> Gestellte Aufgabe
Bearbeite den Textauszug: Beginne bei den Worten „Steiner: Zu viel“ und höre nach „uns herangetragen.“ auf. Gib diesen Teil erneut aus und setze dabei „siebten Klasse“ an die Stelle von „achten Klasse“.

> Textauszug
-- -- --

STANDARD: Wäre ein Kurssystem eine gute Alternative?

Steiner: Zu viel sollte nicht abgewählt werden können, sonst leidet die
Allgemeinbildung darunter. Die Schwelle in der achten Klasse läge bei
mindestens 50 Prozent der Fächer.

STANDARD: Wie beurteilen die Eltern die Matura?

Johannik: Merkwürdigerweise werden zur Matura die wenigsten Beschwerden an
uns herangetragen.
Schrodt: Aber am Eltern-Quotum ist die Unzufriedenheit mit der AHS-Oberstufe
bemerkbar - in manchen Bundesländern ist schon die Oberstufenkrise
ausgebrochen, weil man die Kinder fast nur mehr in die BHS schickt. Ich bin
für ein Kurssystem ab der sechsten Klasse, dafür muss aber der allgemein
bildende Teil neu diskutiert werden - auch für die BHS.

Steiner: Man sollte auf jeden Fall selbstständig arbeiten lernen - nicht nur
auf Druck.

STANDARD: Ist die Qualität der Matura schlechter geworden?

Steiner: Sie ist gleich geblieben - aber entspricht sie damit den neuen
Anforderungen?

Schrodt: Das auswendig Gelernte wird halt reproduziert - das funktioniert.

Johannik: Im französischen Schulwesen muss man nach Ende der
Pflichtschulzeit eine Art kleine Matura machen. Da lernt man schon einmal,
größere Stoffmengen zu bewältigen. Das finde ich sehr gut.

Schrodt: Als Qualitätskontrolle des Staates würde ich das befürworten.

STANDARD: Nachprüfung und Repetieren: Könnte man beides anders organisieren?

Schrodt: In einem Schulwesen, das eine Differenzierung schon bei
Zehnjährigen vornimmt, fällt mir keine gute Alternative ein. Das wäre nur
möglich in einem System, wo Schüler in Kleingruppen kontinuierlich gefördert
und gefordert werden.

Johannik: Ich glaube, dass zwei Drittel der Nachprüfungen eine Chance sind,
weil die Schüler das Jahr verbrodelt haben. Aber es gibt auch zahlreiche
Lehrer-Fehlstunden, die nicht suppliert werden. Heuer war die
Elternvertretung mit besonders vielen Beschwerden konfrontiert. Die Kinder
müssen den Unterrichtsstoff am Jahresende trotzdem beherrschen, ohne dass
zum Beispiel mal eine Stunde eingeschoben wird.

-- -- --

> Gegebene Informationen
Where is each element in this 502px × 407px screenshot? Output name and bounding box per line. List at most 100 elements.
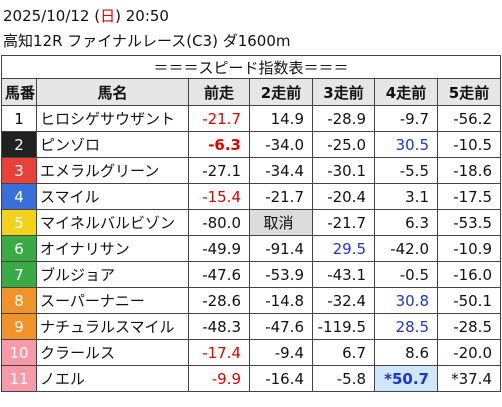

-- -- --

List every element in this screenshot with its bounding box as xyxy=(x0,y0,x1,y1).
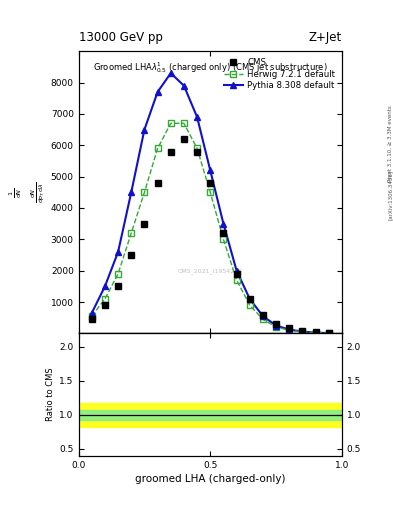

-- -- --

> Vollständige Antwort
Steiner: Zu viel sollte nicht abgewählt werden können, sonst leidet die
Allgemeinbildung darunter. Die Schwelle in der siebten Klasse läge bei
mindestens 50 Prozent der Fächer.

STANDARD: Wie beurteilen die Eltern die Matura?

Johannik: Merkwürdigerweise werden zur Matura die wenigsten Beschwerden an
uns herangetragen.